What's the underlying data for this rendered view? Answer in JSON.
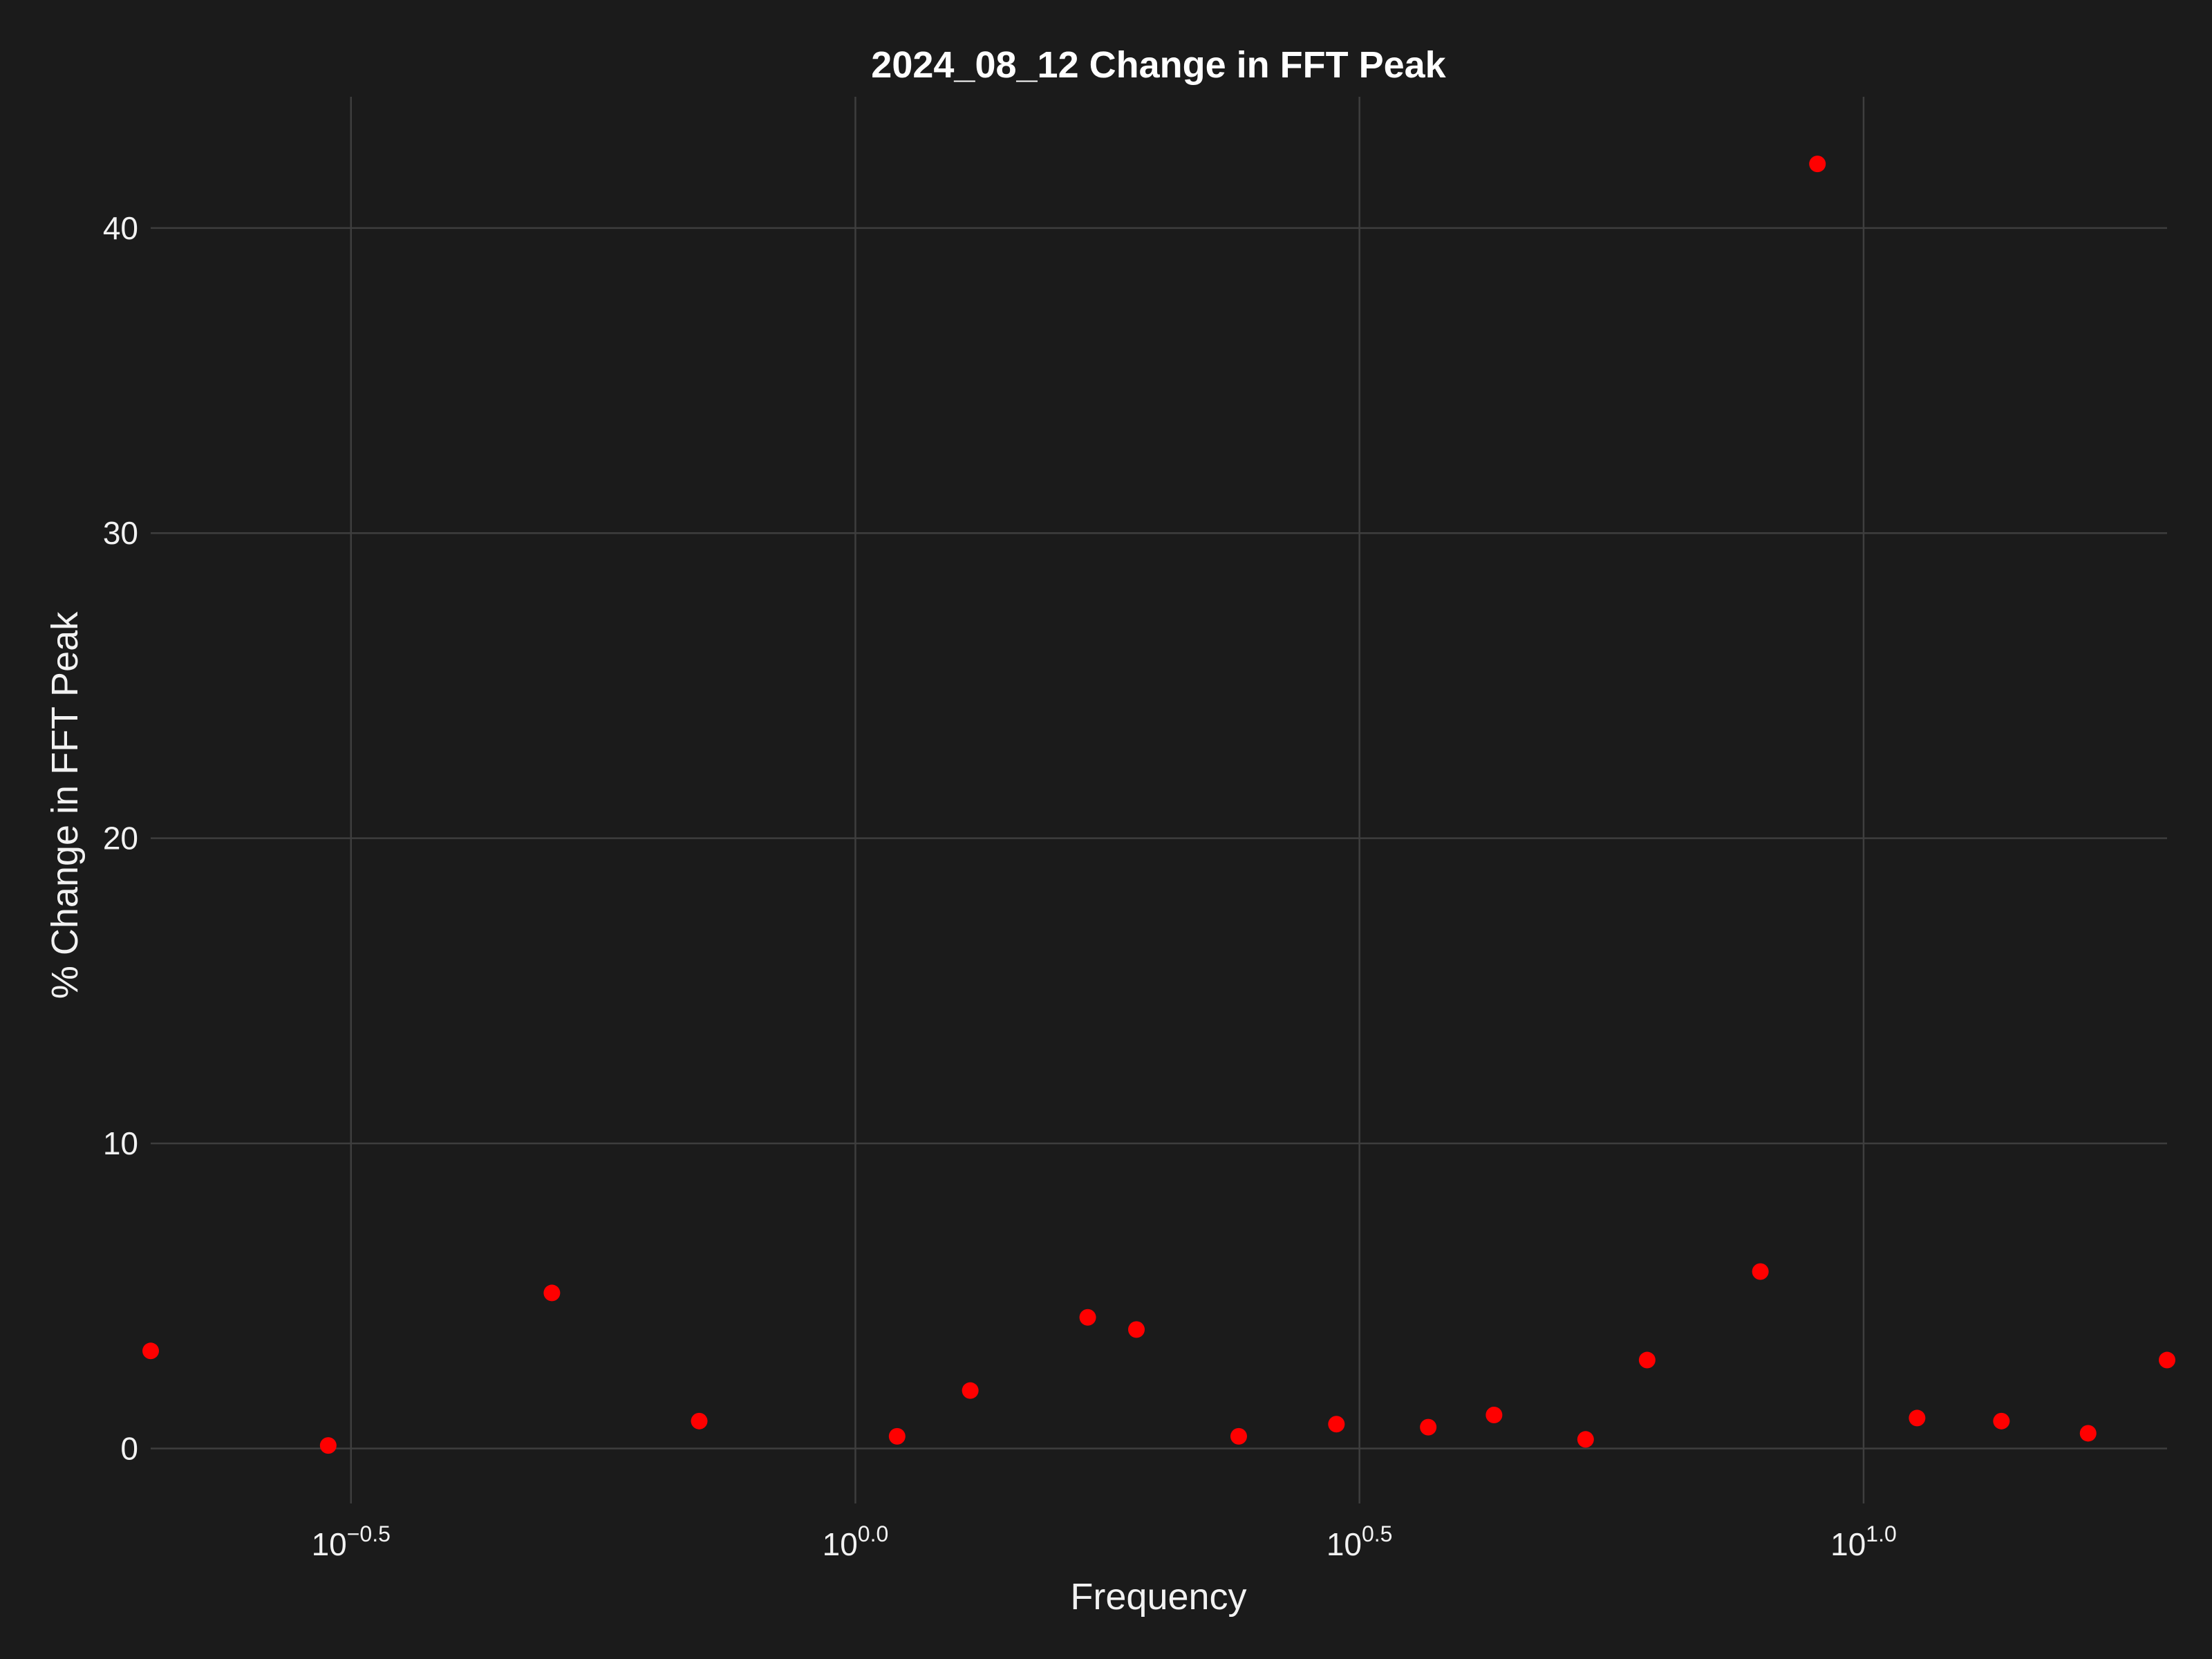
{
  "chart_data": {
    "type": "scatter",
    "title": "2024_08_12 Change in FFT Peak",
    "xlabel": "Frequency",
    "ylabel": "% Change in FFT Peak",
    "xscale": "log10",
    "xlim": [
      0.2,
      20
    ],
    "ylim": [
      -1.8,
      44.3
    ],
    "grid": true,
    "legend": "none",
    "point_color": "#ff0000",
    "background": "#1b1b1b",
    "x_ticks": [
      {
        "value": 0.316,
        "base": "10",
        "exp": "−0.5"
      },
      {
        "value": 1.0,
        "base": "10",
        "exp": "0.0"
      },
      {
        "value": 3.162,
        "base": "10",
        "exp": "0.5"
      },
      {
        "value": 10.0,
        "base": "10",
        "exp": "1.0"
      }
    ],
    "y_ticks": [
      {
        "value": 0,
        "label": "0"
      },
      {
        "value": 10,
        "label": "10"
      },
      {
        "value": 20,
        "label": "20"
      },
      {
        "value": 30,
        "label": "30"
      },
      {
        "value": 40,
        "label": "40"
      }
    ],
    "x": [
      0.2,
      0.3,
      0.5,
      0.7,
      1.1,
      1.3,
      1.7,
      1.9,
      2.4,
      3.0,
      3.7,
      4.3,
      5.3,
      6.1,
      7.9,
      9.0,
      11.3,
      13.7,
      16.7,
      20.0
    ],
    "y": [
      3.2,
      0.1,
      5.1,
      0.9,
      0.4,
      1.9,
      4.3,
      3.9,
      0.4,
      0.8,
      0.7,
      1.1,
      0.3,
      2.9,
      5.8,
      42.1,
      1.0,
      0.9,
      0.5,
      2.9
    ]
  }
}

○ ○ ○ ○ ○

■ DIRECTIVE:
Every record above should come back exactly, but without its pictures.

■ ANSWER:
What's the underlying data for this rendered view? Answer in JSON.
{
  "chart_data": {
    "type": "scatter",
    "title": "2024_08_12 Change in FFT Peak",
    "xlabel": "Frequency",
    "ylabel": "% Change in FFT Peak",
    "xscale": "log10",
    "xlim": [
      0.2,
      20
    ],
    "ylim": [
      -1.8,
      44.3
    ],
    "grid": true,
    "legend": "none",
    "point_color": "#ff0000",
    "background": "#1b1b1b",
    "x_ticks": [
      {
        "value": 0.316,
        "base": "10",
        "exp": "−0.5"
      },
      {
        "value": 1.0,
        "base": "10",
        "exp": "0.0"
      },
      {
        "value": 3.162,
        "base": "10",
        "exp": "0.5"
      },
      {
        "value": 10.0,
        "base": "10",
        "exp": "1.0"
      }
    ],
    "y_ticks": [
      {
        "value": 0,
        "label": "0"
      },
      {
        "value": 10,
        "label": "10"
      },
      {
        "value": 20,
        "label": "20"
      },
      {
        "value": 30,
        "label": "30"
      },
      {
        "value": 40,
        "label": "40"
      }
    ],
    "x": [
      0.2,
      0.3,
      0.5,
      0.7,
      1.1,
      1.3,
      1.7,
      1.9,
      2.4,
      3.0,
      3.7,
      4.3,
      5.3,
      6.1,
      7.9,
      9.0,
      11.3,
      13.7,
      16.7,
      20.0
    ],
    "y": [
      3.2,
      0.1,
      5.1,
      0.9,
      0.4,
      1.9,
      4.3,
      3.9,
      0.4,
      0.8,
      0.7,
      1.1,
      0.3,
      2.9,
      5.8,
      42.1,
      1.0,
      0.9,
      0.5,
      2.9
    ]
  }
}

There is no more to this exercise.